**WHAT THE TASK ASKS**
Retype all the entries word for word, but omit the pictures.

**DATA EXTRACT**

□ □ □ □

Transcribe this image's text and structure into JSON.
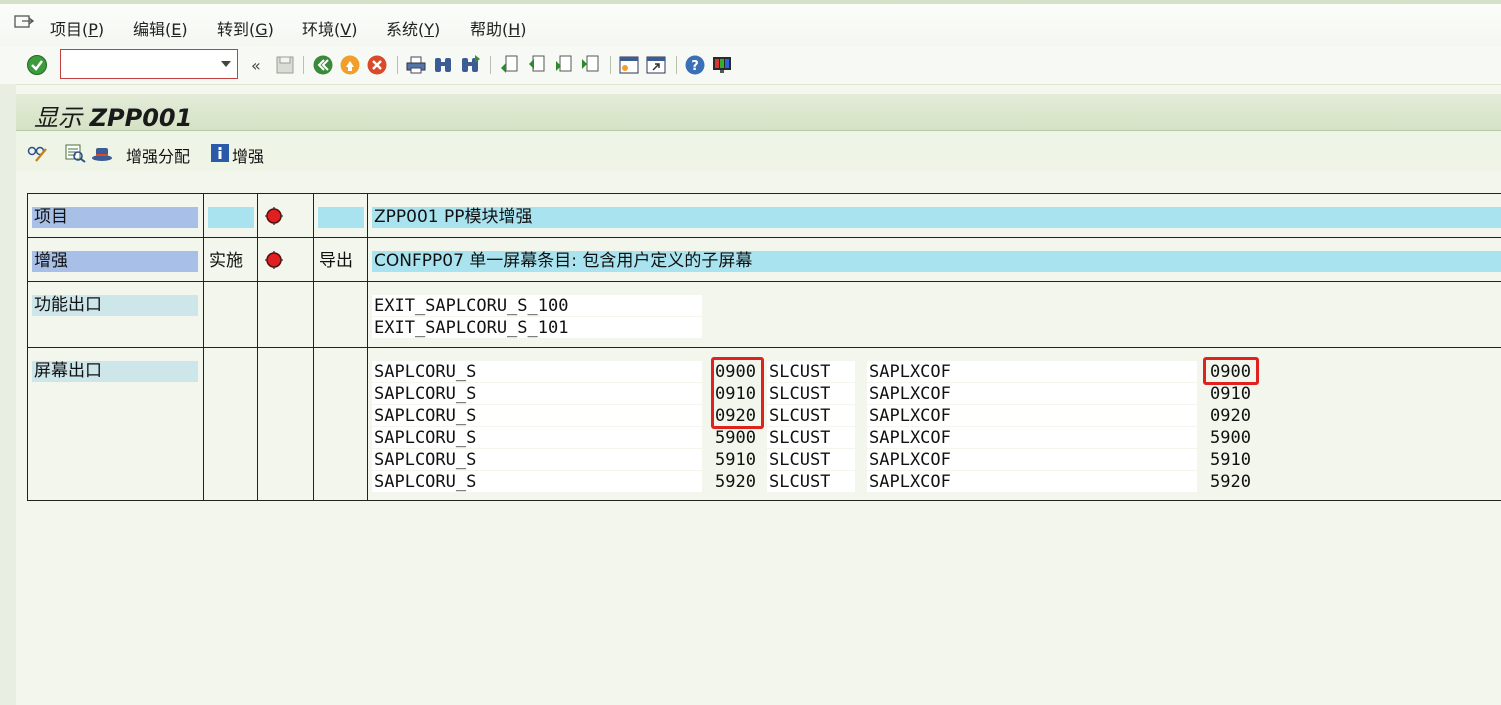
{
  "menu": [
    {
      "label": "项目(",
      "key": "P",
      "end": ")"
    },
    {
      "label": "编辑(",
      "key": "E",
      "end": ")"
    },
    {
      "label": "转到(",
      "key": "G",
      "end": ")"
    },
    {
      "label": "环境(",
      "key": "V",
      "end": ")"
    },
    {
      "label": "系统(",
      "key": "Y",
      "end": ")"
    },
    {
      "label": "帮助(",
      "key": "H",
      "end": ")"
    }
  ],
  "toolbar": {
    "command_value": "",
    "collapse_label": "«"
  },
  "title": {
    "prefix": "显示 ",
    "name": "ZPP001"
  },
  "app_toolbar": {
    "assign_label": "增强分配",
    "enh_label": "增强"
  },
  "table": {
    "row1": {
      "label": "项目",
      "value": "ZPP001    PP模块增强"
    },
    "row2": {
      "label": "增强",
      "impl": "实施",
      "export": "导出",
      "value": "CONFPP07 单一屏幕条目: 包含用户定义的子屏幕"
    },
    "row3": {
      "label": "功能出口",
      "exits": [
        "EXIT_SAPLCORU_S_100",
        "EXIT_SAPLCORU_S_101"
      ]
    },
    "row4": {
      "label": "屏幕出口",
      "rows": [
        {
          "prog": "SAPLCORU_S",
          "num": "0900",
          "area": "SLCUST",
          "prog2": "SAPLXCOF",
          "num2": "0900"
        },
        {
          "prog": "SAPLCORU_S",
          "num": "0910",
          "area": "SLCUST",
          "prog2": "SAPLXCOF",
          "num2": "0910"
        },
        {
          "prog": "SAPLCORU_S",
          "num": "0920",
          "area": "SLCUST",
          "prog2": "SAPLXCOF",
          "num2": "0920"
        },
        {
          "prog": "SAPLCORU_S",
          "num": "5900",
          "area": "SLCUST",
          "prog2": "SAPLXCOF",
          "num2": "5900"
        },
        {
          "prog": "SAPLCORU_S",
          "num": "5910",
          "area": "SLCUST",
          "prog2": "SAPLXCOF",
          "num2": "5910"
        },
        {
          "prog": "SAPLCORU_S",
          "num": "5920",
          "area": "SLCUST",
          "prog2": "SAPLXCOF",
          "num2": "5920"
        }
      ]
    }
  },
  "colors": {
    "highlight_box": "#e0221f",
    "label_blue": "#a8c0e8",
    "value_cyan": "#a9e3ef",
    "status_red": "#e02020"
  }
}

□ □ □ □

**RESPONSE TO THIS TASK**
Transcribe this image's text and structure into JSON.
{
  "menu": [
    {
      "label": "项目(",
      "key": "P",
      "end": ")"
    },
    {
      "label": "编辑(",
      "key": "E",
      "end": ")"
    },
    {
      "label": "转到(",
      "key": "G",
      "end": ")"
    },
    {
      "label": "环境(",
      "key": "V",
      "end": ")"
    },
    {
      "label": "系统(",
      "key": "Y",
      "end": ")"
    },
    {
      "label": "帮助(",
      "key": "H",
      "end": ")"
    }
  ],
  "toolbar": {
    "command_value": "",
    "collapse_label": "«"
  },
  "title": {
    "prefix": "显示 ",
    "name": "ZPP001"
  },
  "app_toolbar": {
    "assign_label": "增强分配",
    "enh_label": "增强"
  },
  "table": {
    "row1": {
      "label": "项目",
      "value": "ZPP001    PP模块增强"
    },
    "row2": {
      "label": "增强",
      "impl": "实施",
      "export": "导出",
      "value": "CONFPP07 单一屏幕条目: 包含用户定义的子屏幕"
    },
    "row3": {
      "label": "功能出口",
      "exits": [
        "EXIT_SAPLCORU_S_100",
        "EXIT_SAPLCORU_S_101"
      ]
    },
    "row4": {
      "label": "屏幕出口",
      "rows": [
        {
          "prog": "SAPLCORU_S",
          "num": "0900",
          "area": "SLCUST",
          "prog2": "SAPLXCOF",
          "num2": "0900"
        },
        {
          "prog": "SAPLCORU_S",
          "num": "0910",
          "area": "SLCUST",
          "prog2": "SAPLXCOF",
          "num2": "0910"
        },
        {
          "prog": "SAPLCORU_S",
          "num": "0920",
          "area": "SLCUST",
          "prog2": "SAPLXCOF",
          "num2": "0920"
        },
        {
          "prog": "SAPLCORU_S",
          "num": "5900",
          "area": "SLCUST",
          "prog2": "SAPLXCOF",
          "num2": "5900"
        },
        {
          "prog": "SAPLCORU_S",
          "num": "5910",
          "area": "SLCUST",
          "prog2": "SAPLXCOF",
          "num2": "5910"
        },
        {
          "prog": "SAPLCORU_S",
          "num": "5920",
          "area": "SLCUST",
          "prog2": "SAPLXCOF",
          "num2": "5920"
        }
      ]
    }
  },
  "colors": {
    "highlight_box": "#e0221f",
    "label_blue": "#a8c0e8",
    "value_cyan": "#a9e3ef",
    "status_red": "#e02020"
  }
}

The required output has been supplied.